Set exercise – Rewrite every line of the data below, replacing "Time at Goal" with "Time on Target" and leaving everything else unchanged. Omit the pictures from your answer.

Given data –

____________

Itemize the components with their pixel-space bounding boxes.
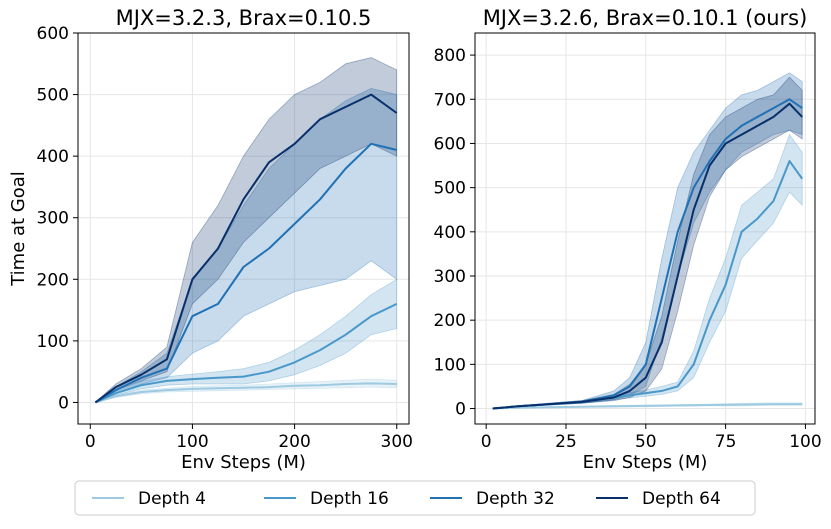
left-line-depth-32 [94, 142, 397, 404]
right-y-tick-label: 100 [434, 355, 466, 375]
legend-label-depth-64: Depth 64 [642, 489, 721, 509]
left-chart-title: MJX=3.2.3, Brax=0.10.5 [116, 6, 372, 30]
left-y-tick-label: 0 [58, 393, 69, 413]
left-line-depth-4 [95, 382, 397, 404]
left-axes-frame [77, 32, 410, 425]
right-x-axis-label: Env Steps (M) [583, 452, 708, 473]
left-x-tick-label: 100 [176, 432, 208, 452]
right-line-depth-64 [492, 102, 803, 410]
left-y-axis-label: Time at Goal [8, 171, 29, 287]
right-panel: 0 25 50 75 100 0 100 200 300 400 500 600 700 800 Env S… [434, 6, 822, 473]
left-x-tick-label: 300 [381, 432, 413, 452]
left-x-tick-label: 0 [85, 432, 96, 452]
legend-label-depth-16: Depth 16 [310, 489, 389, 509]
right-line-depth-4 [492, 403, 803, 410]
left-y-tick-label: 100 [37, 332, 69, 352]
right-x-tick-label: 100 [789, 432, 821, 452]
right-y-tick-label: 400 [434, 223, 466, 243]
right-y-tick-label: 700 [434, 90, 466, 110]
left-line-depth-16 [94, 302, 398, 404]
legend-label-depth-32: Depth 32 [476, 489, 555, 509]
left-line-depth-64 [94, 93, 398, 404]
right-y-tick-label: 300 [434, 267, 466, 287]
right-y-tick-label: 600 [434, 134, 466, 154]
left-panel: 0 100 200 300 0 100 200 300 400 500 600 Env Steps (… [8, 6, 413, 473]
left-x-tick-label: 200 [278, 432, 310, 452]
right-y-tick-label: 200 [434, 311, 466, 331]
right-x-tick-label: 50 [635, 432, 657, 452]
right-y-tick-label: 800 [434, 46, 466, 66]
legend-label-depth-4: Depth 4 [138, 489, 206, 509]
left-y-tick-label: 400 [37, 147, 69, 167]
right-x-tick-label: 0 [481, 432, 492, 452]
right-y-tick-label: 500 [434, 179, 466, 199]
right-x-tick-label: 75 [715, 432, 737, 452]
left-y-tick-label: 200 [37, 270, 69, 290]
left-y-tick-label: 500 [37, 86, 69, 106]
left-y-tick-label: 300 [37, 209, 69, 229]
right-y-tick-label: 0 [455, 400, 466, 420]
right-x-tick-label: 25 [555, 432, 577, 452]
right-chart-title: MJX=3.2.6, Brax=0.10.1 (ours) [483, 6, 808, 30]
legend: Depth 4 Depth 16 Depth 32 Depth 64 [74, 480, 756, 516]
left-y-tick-label: 600 [37, 24, 69, 44]
legend-frame [74, 480, 756, 516]
right-axes-frame [474, 32, 816, 425]
left-x-axis-label: Env Steps (M) [181, 452, 306, 473]
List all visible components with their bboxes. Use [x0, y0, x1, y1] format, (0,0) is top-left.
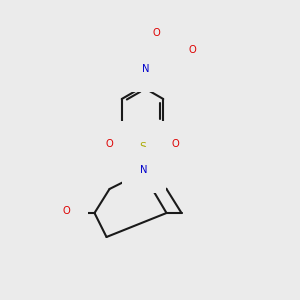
Text: H: H: [130, 64, 136, 73]
Text: O: O: [106, 139, 113, 149]
Text: O: O: [152, 28, 160, 38]
Text: N: N: [140, 165, 148, 175]
Text: O: O: [63, 206, 70, 216]
Text: N: N: [142, 64, 150, 74]
Text: O: O: [188, 45, 196, 55]
Text: O: O: [172, 139, 179, 149]
Text: S: S: [139, 142, 146, 152]
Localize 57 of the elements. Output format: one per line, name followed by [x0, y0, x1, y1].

____________

In response –
Itemize the components with their pixel-space bounding boxes.
left-line-depth-32 [94, 142, 397, 404]
right-y-tick-label: 100 [434, 355, 466, 375]
legend-label-depth-64: Depth 64 [642, 489, 721, 509]
left-chart-title: MJX=3.2.3, Brax=0.10.5 [116, 6, 372, 30]
left-y-tick-label: 0 [58, 393, 69, 413]
left-line-depth-4 [95, 382, 397, 404]
left-axes-frame [77, 32, 410, 425]
right-x-axis-label: Env Steps (M) [583, 452, 708, 473]
left-x-tick-label: 100 [176, 432, 208, 452]
right-line-depth-64 [492, 102, 803, 410]
left-y-axis-label: Time on Target [8, 171, 29, 287]
right-panel: 0 25 50 75 100 0 100 200 300 400 500 600 700 800 Env S… [434, 6, 822, 473]
left-x-tick-label: 300 [381, 432, 413, 452]
left-x-tick-label: 0 [85, 432, 96, 452]
legend-label-depth-16: Depth 16 [310, 489, 389, 509]
right-line-depth-4 [492, 403, 803, 410]
left-y-tick-label: 100 [37, 332, 69, 352]
right-x-tick-label: 100 [789, 432, 821, 452]
right-y-tick-label: 400 [434, 223, 466, 243]
right-y-tick-label: 700 [434, 90, 466, 110]
left-line-depth-16 [94, 302, 398, 404]
legend-label-depth-32: Depth 32 [476, 489, 555, 509]
left-line-depth-64 [94, 93, 398, 404]
right-y-tick-label: 300 [434, 267, 466, 287]
right-y-tick-label: 600 [434, 134, 466, 154]
left-panel: 0 100 200 300 0 100 200 300 400 500 600 Env Steps (… [8, 6, 413, 473]
left-x-tick-label: 200 [278, 432, 310, 452]
right-y-tick-label: 200 [434, 311, 466, 331]
right-x-tick-label: 50 [635, 432, 657, 452]
right-y-tick-label: 800 [434, 46, 466, 66]
legend-label-depth-4: Depth 4 [138, 489, 206, 509]
left-y-tick-label: 400 [37, 147, 69, 167]
right-x-tick-label: 0 [481, 432, 492, 452]
right-y-tick-label: 500 [434, 179, 466, 199]
right-x-tick-label: 75 [715, 432, 737, 452]
left-y-tick-label: 200 [37, 270, 69, 290]
left-y-tick-label: 500 [37, 86, 69, 106]
left-y-tick-label: 300 [37, 209, 69, 229]
right-y-tick-label: 0 [455, 400, 466, 420]
right-x-tick-label: 25 [555, 432, 577, 452]
right-chart-title: MJX=3.2.6, Brax=0.10.1 (ours) [483, 6, 808, 30]
legend: Depth 4 Depth 16 Depth 32 Depth 64 [74, 480, 756, 516]
left-y-tick-label: 600 [37, 24, 69, 44]
legend-frame [74, 480, 756, 516]
right-axes-frame [474, 32, 816, 425]
left-x-axis-label: Env Steps (M) [181, 452, 306, 473]
List all visible components with their bboxes. Use [x0, y0, x1, y1] format, (0,0) is top-left.
Text: H: H: [130, 64, 136, 73]
Text: O: O: [106, 139, 113, 149]
Text: O: O: [152, 28, 160, 38]
Text: N: N: [140, 165, 148, 175]
Text: O: O: [63, 206, 70, 216]
Text: N: N: [142, 64, 150, 74]
Text: O: O: [188, 45, 196, 55]
Text: O: O: [172, 139, 179, 149]
Text: S: S: [139, 142, 146, 152]
Localize 57 of the elements. Output format: one per line, name followed by [x0, y0, x1, y1].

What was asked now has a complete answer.